:: Task statement ::
Transcribe the entries that follow exactly as they appear, minus pictures.

:: Extracted information ::
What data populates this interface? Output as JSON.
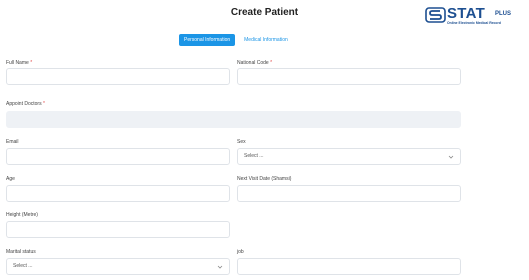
{
  "header": {
    "title": "Create Patient"
  },
  "logo": {
    "word": "STAT",
    "plus": "PLUS",
    "tagline": "Online Electronic Medical Record"
  },
  "tabs": [
    {
      "label": "Personal Information",
      "active": true
    },
    {
      "label": "Medical Information",
      "active": false
    }
  ],
  "form": {
    "full_name_label": "Full Name",
    "national_code_label": "National Code",
    "appoint_doctors_label": "Appoint Doctors",
    "email_label": "Email",
    "sex_label": "Sex",
    "sex_placeholder": "Select ...",
    "age_label": "Age",
    "next_visit_label": "Next Visit Date (Shamsi)",
    "height_label": "Height (Metre)",
    "marital_label": "Marital status",
    "marital_placeholder": "Select ...",
    "job_label": "job",
    "required_mark": "*"
  },
  "colors": {
    "accent": "#1b95e6",
    "brand": "#1d4f91",
    "required": "#e24a4a"
  }
}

:: Task result ::
What data populates this interface? Output as JSON.
{
  "header": {
    "title": "Create Patient"
  },
  "logo": {
    "word": "STAT",
    "plus": "PLUS",
    "tagline": "Online Electronic Medical Record"
  },
  "tabs": [
    {
      "label": "Personal Information",
      "active": true
    },
    {
      "label": "Medical Information",
      "active": false
    }
  ],
  "form": {
    "full_name_label": "Full Name",
    "national_code_label": "National Code",
    "appoint_doctors_label": "Appoint Doctors",
    "email_label": "Email",
    "sex_label": "Sex",
    "sex_placeholder": "Select ...",
    "age_label": "Age",
    "next_visit_label": "Next Visit Date (Shamsi)",
    "height_label": "Height (Metre)",
    "marital_label": "Marital status",
    "marital_placeholder": "Select ...",
    "job_label": "job",
    "required_mark": "*"
  },
  "colors": {
    "accent": "#1b95e6",
    "brand": "#1d4f91",
    "required": "#e24a4a"
  }
}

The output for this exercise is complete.